Material supplied:
────

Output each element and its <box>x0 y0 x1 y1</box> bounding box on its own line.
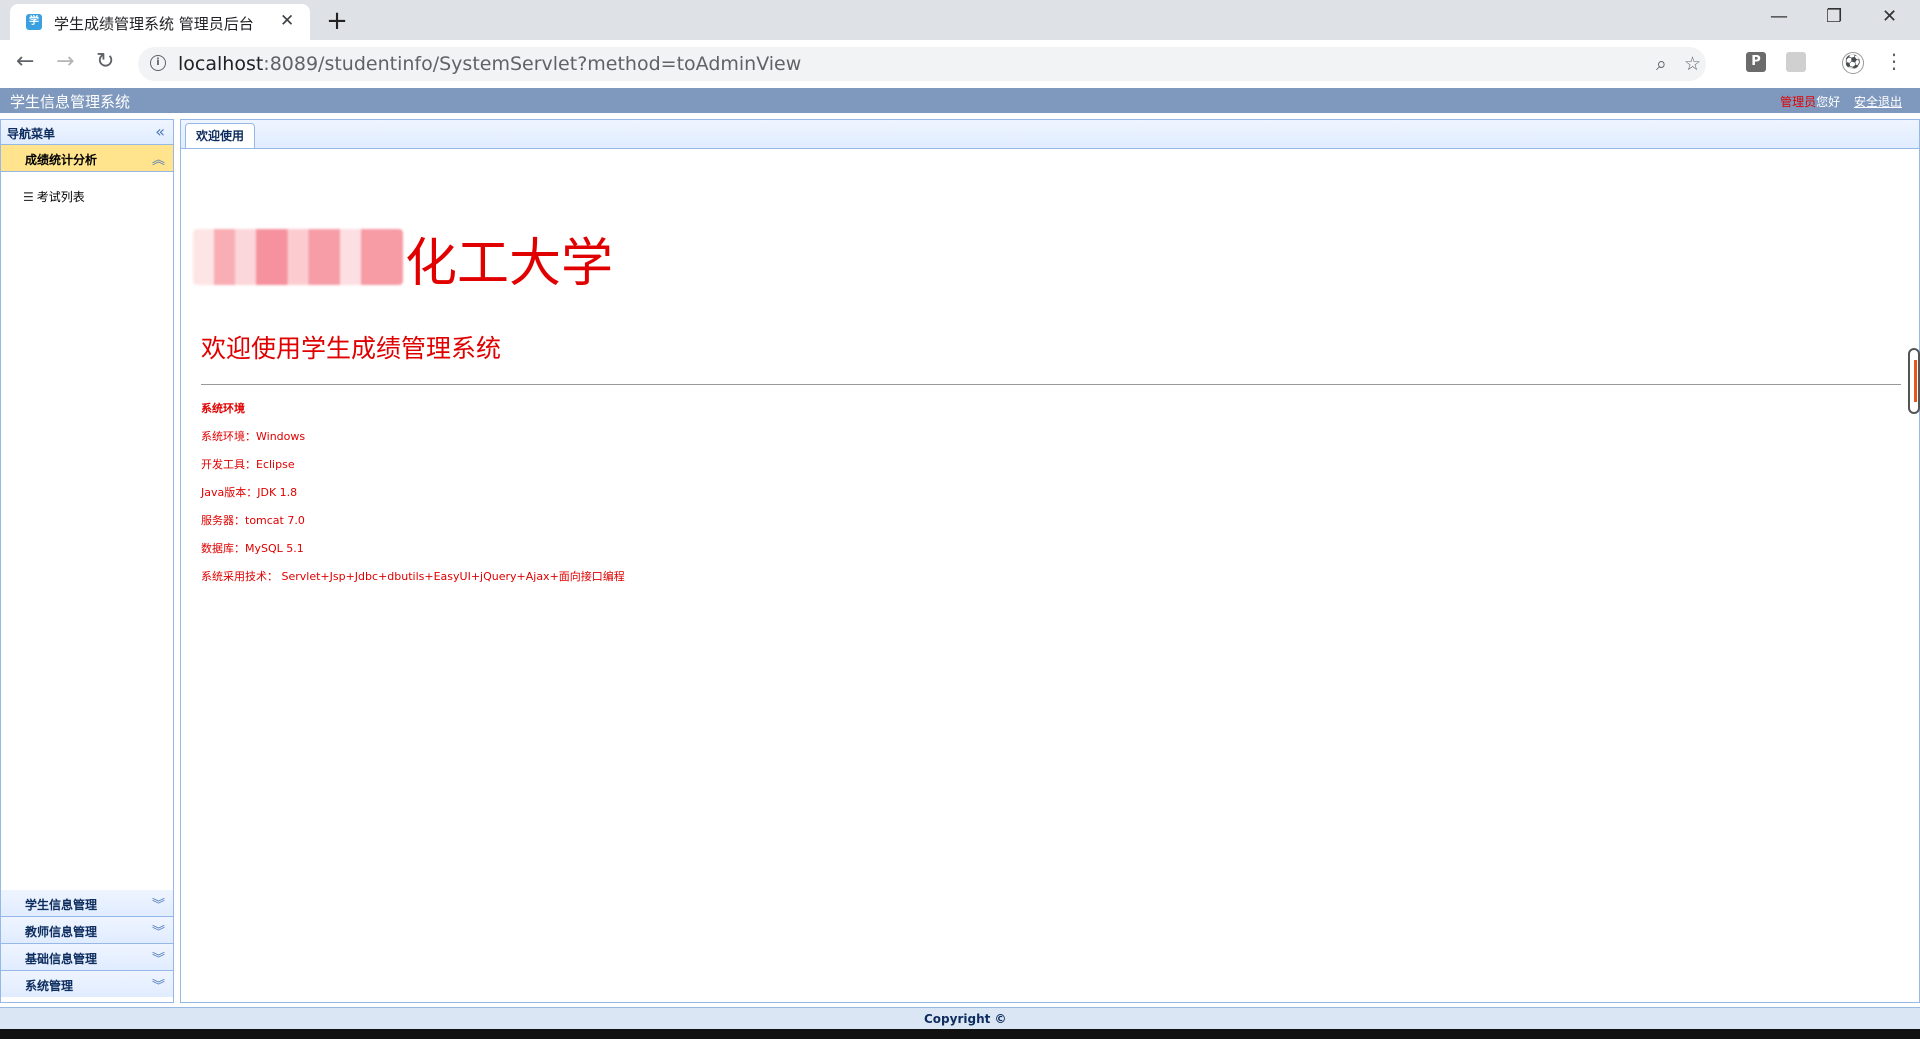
extension-p-icon[interactable]: P <box>1746 52 1766 72</box>
info-icon[interactable]: i <box>150 55 166 71</box>
scrollbar-handle[interactable] <box>1908 348 1920 414</box>
browser-tabstrip: 学 学生成绩管理系统 管理员后台 ✕ + — ❐ ✕ <box>0 0 1920 40</box>
nav-panel-header: 导航菜单 « <box>1 120 173 145</box>
accordion-header-basic-info[interactable]: 基础信息管理 ︾ <box>1 944 173 971</box>
accordion-header-student-info[interactable]: 学生信息管理 ︾ <box>1 890 173 917</box>
zoom-search-icon[interactable]: ⌕ <box>1656 53 1667 75</box>
forward-button[interactable]: → <box>56 49 74 74</box>
list-icon: ☰ <box>23 190 34 204</box>
accordion-label: 学生信息管理 <box>25 898 98 912</box>
env-line: Java版本：JDK 1.8 <box>201 486 298 499</box>
accordion-body: ☰ 考试列表 <box>1 172 173 890</box>
extension-grey-icon[interactable] <box>1786 52 1806 72</box>
accordion-header-teacher-info[interactable]: 教师信息管理 ︾ <box>1 917 173 944</box>
accordion-label: 成绩统计分析 <box>25 153 98 167</box>
logout-link[interactable]: 安全退出 <box>1854 95 1902 109</box>
double-chevron-down-icon[interactable]: ︾ <box>152 921 165 940</box>
env-line: 数据库：MySQL 5.1 <box>201 542 304 555</box>
url-text[interactable]: localhost:8089/studentinfo/SystemServlet… <box>178 53 801 75</box>
env-line: 系统采用技术： Servlet+Jsp+Jdbc+dbutils+EasyUI+… <box>201 570 625 583</box>
accordion-header-score-analysis[interactable]: 成绩统计分析 ︽ <box>1 145 173 172</box>
double-chevron-left-icon[interactable]: « <box>155 122 165 141</box>
menu-item-label: 考试列表 <box>36 190 85 204</box>
minimize-icon[interactable]: — <box>1770 6 1788 27</box>
accordion-label: 基础信息管理 <box>25 952 98 966</box>
close-window-icon[interactable]: ✕ <box>1882 6 1897 27</box>
footer: Copyright © <box>0 1007 1920 1030</box>
double-chevron-down-icon[interactable]: ︾ <box>152 894 165 913</box>
env-line: 服务器：tomcat 7.0 <box>201 514 305 527</box>
new-tab-button[interactable]: + <box>320 5 354 39</box>
os-taskbar <box>0 1029 1920 1039</box>
app-title: 学生信息管理系统 <box>10 93 131 111</box>
university-name-suffix: 化工大学 <box>405 234 614 294</box>
nav-panel-title: 导航菜单 <box>7 127 56 141</box>
navigation-panel: 导航菜单 « 成绩统计分析 ︽ ☰ 考试列表 学生信息管理 ︾ 教师信息管理 ︾ … <box>0 119 174 1003</box>
restore-icon[interactable]: ❐ <box>1826 6 1842 27</box>
double-chevron-down-icon[interactable]: ︾ <box>152 948 165 967</box>
extension-ball-icon[interactable]: ⚽ <box>1842 52 1864 74</box>
browser-toolbar: ← → ↻ i localhost:8089/studentinfo/Syste… <box>0 40 1920 89</box>
content-tabs-bar: 欢迎使用 <box>181 120 1919 149</box>
user-area: 管理员您好 安全退出 <box>1780 93 1902 110</box>
bookmark-star-icon[interactable]: ☆ <box>1684 53 1701 75</box>
welcome-content: 化工大学 欢迎使用学生成绩管理系统 系统环境 系统环境：Windows 开发工具… <box>181 149 1919 1002</box>
close-tab-icon[interactable]: ✕ <box>280 11 294 31</box>
divider <box>201 384 1901 385</box>
center-panel: 欢迎使用 化工大学 欢迎使用学生成绩管理系统 系统环境 系统环境：Windows… <box>180 119 1920 1003</box>
copyright-text: Copyright © <box>924 1012 1007 1026</box>
double-chevron-down-icon[interactable]: ︾ <box>152 975 165 994</box>
accordion-label: 系统管理 <box>25 979 74 993</box>
accordion-header-system[interactable]: 系统管理 ︾ <box>1 971 173 997</box>
tab-title: 学生成绩管理系统 管理员后台 <box>54 15 254 33</box>
back-button[interactable]: ← <box>16 49 34 74</box>
kebab-menu-icon[interactable]: ⋮ <box>1884 49 1904 73</box>
reload-button[interactable]: ↻ <box>96 49 114 74</box>
user-role: 管理员 <box>1780 95 1817 109</box>
env-line: 系统环境：Windows <box>201 430 306 443</box>
pixelated-logo-area <box>193 229 403 285</box>
menu-item-exam-list[interactable]: ☰ 考试列表 <box>23 188 85 205</box>
favicon-icon: 学 <box>26 14 42 30</box>
env-line: 开发工具：Eclipse <box>201 458 295 471</box>
greeting: 您好 <box>1816 95 1841 109</box>
double-chevron-up-icon[interactable]: ︽ <box>152 149 165 168</box>
app-header: 学生信息管理系统 管理员您好 安全退出 <box>0 88 1920 113</box>
accordion-label: 教师信息管理 <box>25 925 98 939</box>
address-bar[interactable]: i localhost:8089/studentinfo/SystemServl… <box>138 47 1706 81</box>
browser-tab[interactable]: 学 学生成绩管理系统 管理员后台 ✕ <box>10 4 310 40</box>
env-section-title: 系统环境 <box>201 402 245 415</box>
welcome-heading: 欢迎使用学生成绩管理系统 <box>201 334 502 363</box>
tab-welcome[interactable]: 欢迎使用 <box>185 123 256 148</box>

────

What is needed: Extract every line of the records above verbatim, omitting the pictures from your answer.

Expected output:
Output each element and its <box>x0 y0 x1 y1</box> bounding box on its own line.
extension-p-icon[interactable]: P <box>1746 52 1766 72</box>
info-icon[interactable]: i <box>150 55 166 71</box>
scrollbar-handle[interactable] <box>1908 348 1920 414</box>
browser-tabstrip: 学 学生成绩管理系统 管理员后台 ✕ + — ❐ ✕ <box>0 0 1920 40</box>
nav-panel-header: 导航菜单 « <box>1 120 173 145</box>
accordion-header-basic-info[interactable]: 基础信息管理 ︾ <box>1 944 173 971</box>
accordion-header-student-info[interactable]: 学生信息管理 ︾ <box>1 890 173 917</box>
zoom-search-icon[interactable]: ⌕ <box>1656 53 1667 75</box>
forward-button[interactable]: → <box>56 49 74 74</box>
list-icon: ☰ <box>23 190 34 204</box>
accordion-label: 学生信息管理 <box>25 898 98 912</box>
env-line: Java版本：JDK 1.8 <box>201 486 298 499</box>
accordion-body: ☰ 考试列表 <box>1 172 173 890</box>
extension-grey-icon[interactable] <box>1786 52 1806 72</box>
accordion-header-teacher-info[interactable]: 教师信息管理 ︾ <box>1 917 173 944</box>
accordion-label: 成绩统计分析 <box>25 153 98 167</box>
logout-link[interactable]: 安全退出 <box>1854 95 1902 109</box>
double-chevron-down-icon[interactable]: ︾ <box>152 921 165 940</box>
env-line: 数据库：MySQL 5.1 <box>201 542 304 555</box>
url-text[interactable]: localhost:8089/studentinfo/SystemServlet… <box>178 53 801 75</box>
env-line: 系统采用技术： Servlet+Jsp+Jdbc+dbutils+EasyUI+… <box>201 570 625 583</box>
accordion-header-score-analysis[interactable]: 成绩统计分析 ︽ <box>1 145 173 172</box>
double-chevron-left-icon[interactable]: « <box>155 122 165 141</box>
menu-item-label: 考试列表 <box>36 190 85 204</box>
minimize-icon[interactable]: — <box>1770 6 1788 27</box>
accordion-label: 基础信息管理 <box>25 952 98 966</box>
close-window-icon[interactable]: ✕ <box>1882 6 1897 27</box>
footer: Copyright © <box>0 1007 1920 1030</box>
double-chevron-down-icon[interactable]: ︾ <box>152 894 165 913</box>
env-line: 服务器：tomcat 7.0 <box>201 514 305 527</box>
new-tab-button[interactable]: + <box>320 5 354 39</box>
os-taskbar <box>0 1029 1920 1039</box>
app-title: 学生信息管理系统 <box>10 93 131 111</box>
university-name-suffix: 化工大学 <box>405 234 614 294</box>
nav-panel-title: 导航菜单 <box>7 127 56 141</box>
navigation-panel: 导航菜单 « 成绩统计分析 ︽ ☰ 考试列表 学生信息管理 ︾ 教师信息管理 ︾ … <box>0 119 174 1003</box>
restore-icon[interactable]: ❐ <box>1826 6 1842 27</box>
double-chevron-down-icon[interactable]: ︾ <box>152 948 165 967</box>
extension-ball-icon[interactable]: ⚽ <box>1842 52 1864 74</box>
browser-toolbar: ← → ↻ i localhost:8089/studentinfo/Syste… <box>0 40 1920 89</box>
content-tabs-bar: 欢迎使用 <box>181 120 1919 149</box>
user-area: 管理员您好 安全退出 <box>1780 93 1902 110</box>
bookmark-star-icon[interactable]: ☆ <box>1684 53 1701 75</box>
welcome-content: 化工大学 欢迎使用学生成绩管理系统 系统环境 系统环境：Windows 开发工具… <box>181 149 1919 1002</box>
close-tab-icon[interactable]: ✕ <box>280 11 294 31</box>
divider <box>201 384 1901 385</box>
center-panel: 欢迎使用 化工大学 欢迎使用学生成绩管理系统 系统环境 系统环境：Windows… <box>180 119 1920 1003</box>
copyright-text: Copyright © <box>924 1012 1007 1026</box>
double-chevron-down-icon[interactable]: ︾ <box>152 975 165 994</box>
accordion-label: 系统管理 <box>25 979 74 993</box>
accordion-header-system[interactable]: 系统管理 ︾ <box>1 971 173 997</box>
tab-title: 学生成绩管理系统 管理员后台 <box>54 15 254 33</box>
back-button[interactable]: ← <box>16 49 34 74</box>
kebab-menu-icon[interactable]: ⋮ <box>1884 49 1904 73</box>
reload-button[interactable]: ↻ <box>96 49 114 74</box>
user-role: 管理员 <box>1780 95 1817 109</box>
env-line: 系统环境：Windows <box>201 430 306 443</box>
pixelated-logo-area <box>193 229 403 285</box>
menu-item-exam-list[interactable]: ☰ 考试列表 <box>23 188 85 205</box>
favicon-icon: 学 <box>26 14 42 30</box>
env-line: 开发工具：Eclipse <box>201 458 295 471</box>
greeting: 您好 <box>1816 95 1841 109</box>
double-chevron-up-icon[interactable]: ︽ <box>152 149 165 168</box>
app-header: 学生信息管理系统 管理员您好 安全退出 <box>0 88 1920 113</box>
accordion-label: 教师信息管理 <box>25 925 98 939</box>
address-bar[interactable]: i localhost:8089/studentinfo/SystemServl… <box>138 47 1706 81</box>
browser-tab[interactable]: 学 学生成绩管理系统 管理员后台 ✕ <box>10 4 310 40</box>
env-section-title: 系统环境 <box>201 402 245 415</box>
welcome-heading: 欢迎使用学生成绩管理系统 <box>201 334 502 363</box>
tab-welcome[interactable]: 欢迎使用 <box>185 123 256 148</box>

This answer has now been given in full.